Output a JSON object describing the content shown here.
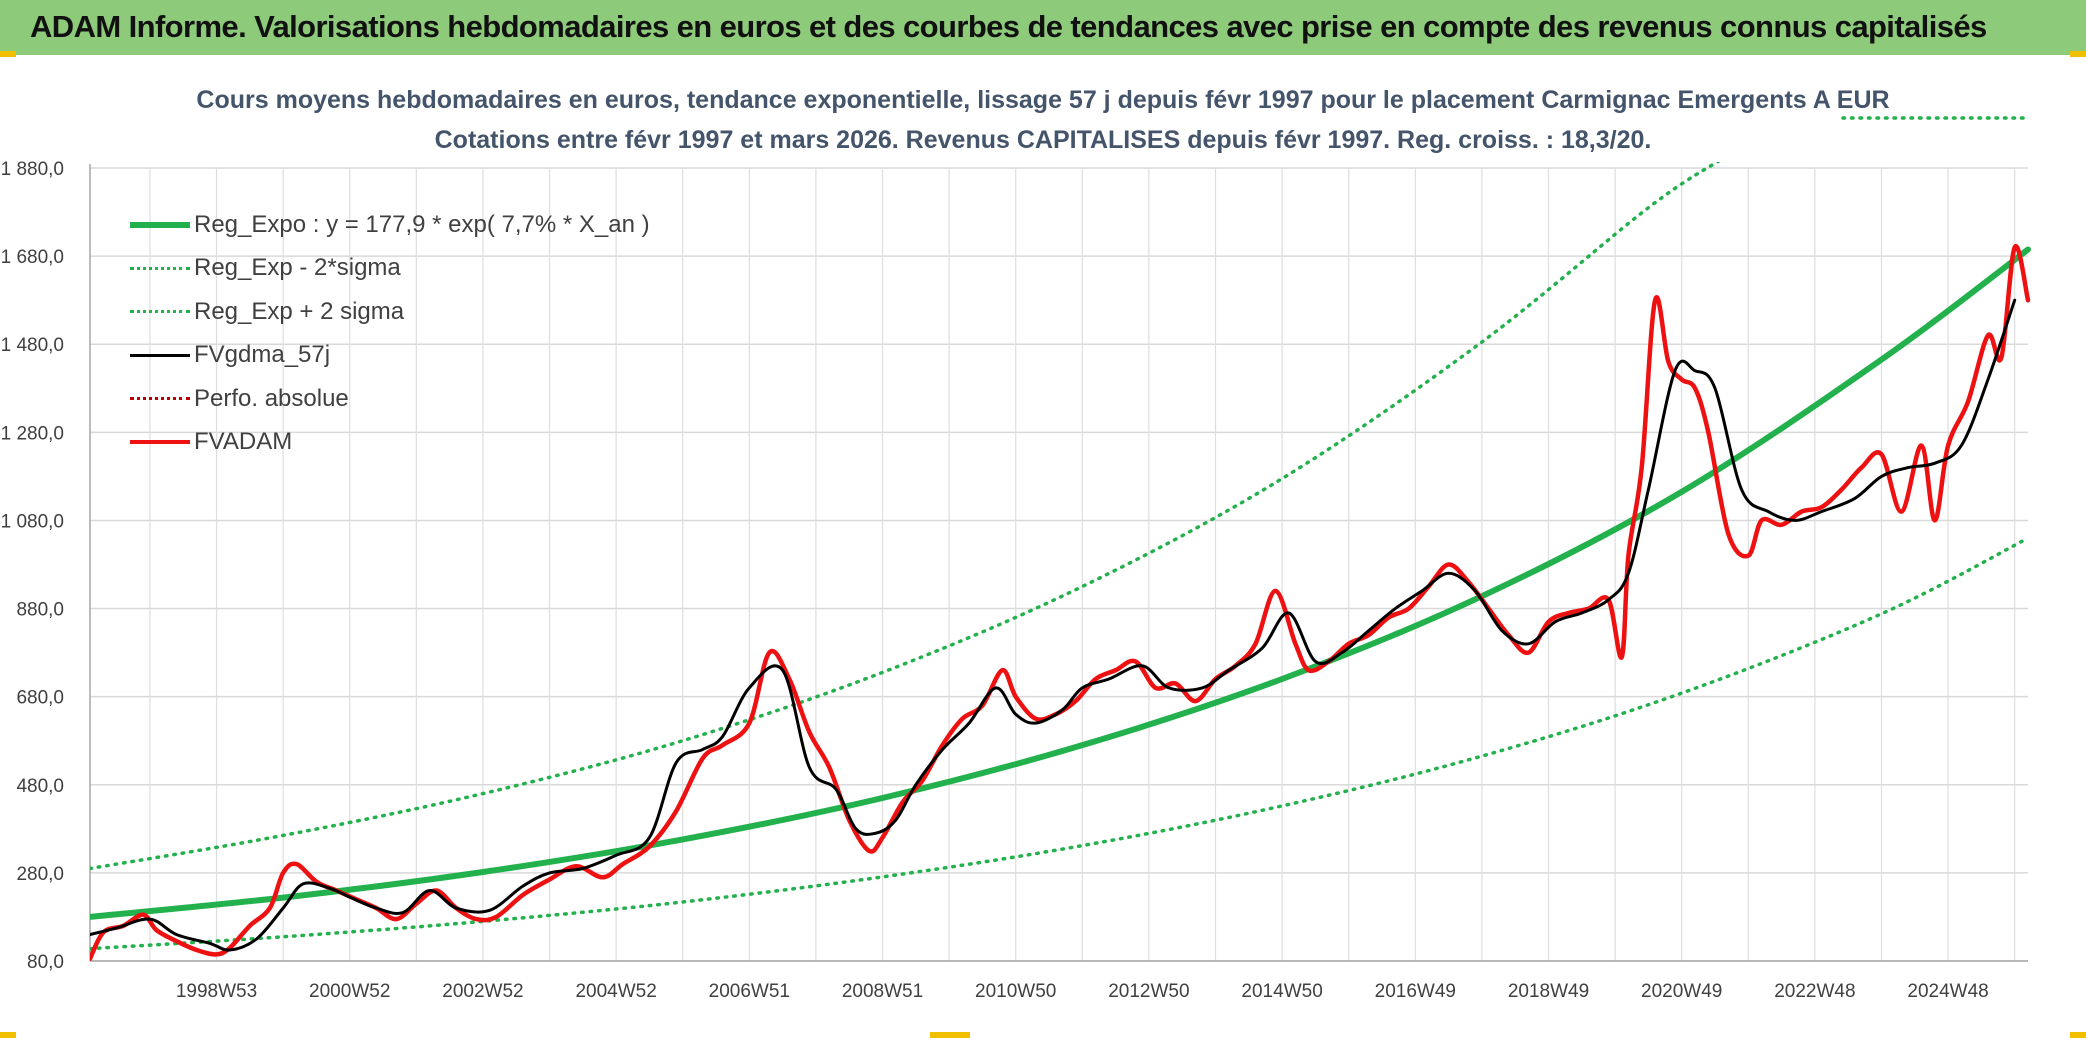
{
  "header": {
    "title": "ADAM Informe. Valorisations hebdomadaires en euros et des courbes de tendances avec prise en compte des revenus connus capitalisés"
  },
  "chart_data": {
    "type": "line",
    "title": "Cours moyens hebdomadaires en euros, tendance exponentielle, lissage 57 j depuis févr 1997 pour le placement Carmignac Emergents A EUR",
    "subtitle": "Cotations entre févr 1997 et mars 2026. Revenus CAPITALISES depuis févr 1997. Reg. croiss. : 18,3/20.",
    "xlabel": "",
    "ylabel": "",
    "x_range": [
      1997.1,
      2026.2
    ],
    "ylim": [
      80,
      1880
    ],
    "y_ticks": [
      "80,0",
      "280,0",
      "480,0",
      "680,0",
      "880,0",
      "1 080,0",
      "1 280,0",
      "1 480,0",
      "1 680,0",
      "1 880,0"
    ],
    "x_tick_labels": [
      "1998W53",
      "2000W52",
      "2002W52",
      "2004W52",
      "2006W51",
      "2008W51",
      "2010W50",
      "2012W50",
      "2014W50",
      "2016W49",
      "2018W49",
      "2020W49",
      "2022W48",
      "2024W48"
    ],
    "grid": true,
    "legend_position": "top-left",
    "series": [
      {
        "name": "Reg_Expo : y = 177,9 * exp( 7,7% *  X_an )",
        "style": "solid-thick",
        "color": "#22b14c",
        "x": [
          1997.1,
          2000,
          2003,
          2006,
          2009,
          2012,
          2015,
          2018,
          2021,
          2024,
          2026.2
        ],
        "y": [
          180,
          224,
          282,
          356,
          450,
          570,
          720,
          908,
          1145,
          1445,
          1695
        ]
      },
      {
        "name": "Reg_Exp - 2*sigma",
        "style": "dotted",
        "color": "#22b14c",
        "x": [
          1997.1,
          2000,
          2003,
          2006,
          2009,
          2012,
          2015,
          2018,
          2021,
          2024,
          2026.2
        ],
        "y": [
          108,
          135,
          170,
          214,
          271,
          342,
          432,
          545,
          688,
          868,
          1040
        ]
      },
      {
        "name": "Reg_Exp + 2 sigma",
        "style": "dotted",
        "color": "#22b14c",
        "x": [
          1997.1,
          2000,
          2003,
          2006,
          2009,
          2012,
          2015,
          2018,
          2020.5,
          2021.6
        ],
        "y": [
          290,
          365,
          460,
          580,
          735,
          930,
          1175,
          1485,
          1790,
          1900
        ]
      },
      {
        "name": "FVgdma_57j",
        "style": "solid",
        "color": "#000000",
        "x": [
          1997.1,
          1997.5,
          1998.0,
          1998.4,
          1998.9,
          1999.2,
          1999.6,
          2000.0,
          2000.3,
          2000.7,
          2001.0,
          2001.4,
          2001.8,
          2002.2,
          2002.6,
          2003.1,
          2003.6,
          2004.0,
          2004.5,
          2005.0,
          2005.5,
          2005.9,
          2006.3,
          2006.6,
          2007.0,
          2007.5,
          2007.9,
          2008.3,
          2008.6,
          2008.9,
          2009.2,
          2009.5,
          2009.9,
          2010.3,
          2010.7,
          2011.0,
          2011.3,
          2011.7,
          2012.0,
          2012.4,
          2012.9,
          2013.3,
          2013.8,
          2014.2,
          2014.7,
          2015.1,
          2015.5,
          2015.9,
          2016.3,
          2016.7,
          2017.1,
          2017.5,
          2017.9,
          2018.3,
          2018.7,
          2019.1,
          2019.5,
          2019.9,
          2020.2,
          2020.5,
          2020.9,
          2021.2,
          2021.5,
          2021.9,
          2022.3,
          2022.7,
          2023.1,
          2023.6,
          2024.0,
          2024.4,
          2024.8,
          2025.2,
          2025.6,
          2026.0
        ],
        "y": [
          140,
          155,
          175,
          140,
          120,
          105,
          130,
          200,
          255,
          245,
          225,
          200,
          190,
          240,
          200,
          195,
          250,
          280,
          290,
          320,
          360,
          530,
          560,
          590,
          700,
          740,
          520,
          470,
          380,
          370,
          400,
          480,
          560,
          620,
          700,
          640,
          620,
          650,
          700,
          720,
          750,
          700,
          700,
          740,
          790,
          870,
          760,
          780,
          830,
          880,
          920,
          960,
          920,
          830,
          800,
          850,
          870,
          900,
          960,
          1150,
          1420,
          1420,
          1380,
          1150,
          1100,
          1080,
          1100,
          1130,
          1180,
          1200,
          1210,
          1250,
          1400,
          1580
        ]
      },
      {
        "name": "Perfo. absolue",
        "style": "dotted",
        "color": "#c00000",
        "x": [],
        "y": []
      },
      {
        "name": "FVADAM",
        "style": "solid-thick",
        "color": "#ee1111",
        "x": [
          1997.1,
          1997.3,
          1997.6,
          1997.9,
          1998.1,
          1998.4,
          1998.7,
          1999.0,
          1999.2,
          1999.5,
          1999.8,
          2000.0,
          2000.2,
          2000.5,
          2000.8,
          2001.1,
          2001.4,
          2001.7,
          2002.0,
          2002.3,
          2002.6,
          2002.9,
          2003.2,
          2003.6,
          2004.0,
          2004.4,
          2004.8,
          2005.1,
          2005.5,
          2005.9,
          2006.3,
          2006.6,
          2007.0,
          2007.3,
          2007.6,
          2007.9,
          2008.2,
          2008.5,
          2008.8,
          2009.0,
          2009.3,
          2009.6,
          2009.9,
          2010.2,
          2010.5,
          2010.8,
          2011.0,
          2011.3,
          2011.6,
          2011.9,
          2012.2,
          2012.5,
          2012.8,
          2013.1,
          2013.4,
          2013.7,
          2014.0,
          2014.3,
          2014.6,
          2014.9,
          2015.2,
          2015.4,
          2015.7,
          2016.0,
          2016.3,
          2016.6,
          2016.9,
          2017.2,
          2017.5,
          2017.8,
          2018.1,
          2018.4,
          2018.7,
          2019.0,
          2019.3,
          2019.6,
          2019.9,
          2020.1,
          2020.2,
          2020.4,
          2020.6,
          2020.8,
          2021.0,
          2021.2,
          2021.4,
          2021.7,
          2022.0,
          2022.2,
          2022.5,
          2022.8,
          2023.1,
          2023.4,
          2023.7,
          2024.0,
          2024.3,
          2024.6,
          2024.8,
          2025.0,
          2025.3,
          2025.6,
          2025.8,
          2026.0,
          2026.2
        ],
        "y": [
          85,
          145,
          160,
          185,
          150,
          125,
          105,
          95,
          110,
          160,
          200,
          280,
          300,
          260,
          240,
          220,
          200,
          175,
          210,
          240,
          200,
          175,
          180,
          230,
          265,
          295,
          270,
          300,
          340,
          420,
          540,
          570,
          620,
          780,
          720,
          600,
          520,
          400,
          330,
          360,
          440,
          490,
          570,
          630,
          660,
          740,
          680,
          630,
          640,
          670,
          720,
          740,
          760,
          700,
          710,
          670,
          720,
          750,
          800,
          920,
          800,
          740,
          760,
          800,
          820,
          860,
          880,
          930,
          980,
          940,
          880,
          820,
          780,
          850,
          870,
          880,
          900,
          770,
          1000,
          1200,
          1580,
          1440,
          1400,
          1380,
          1280,
          1050,
          1000,
          1080,
          1070,
          1100,
          1110,
          1150,
          1200,
          1230,
          1100,
          1250,
          1080,
          1250,
          1350,
          1500,
          1450,
          1700,
          1580
        ]
      }
    ]
  }
}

-*-

**Direction**:
Looking at the material above, count the lines containing the string "sigma" and reply with the count alone.

**Reply to the exercise**:
2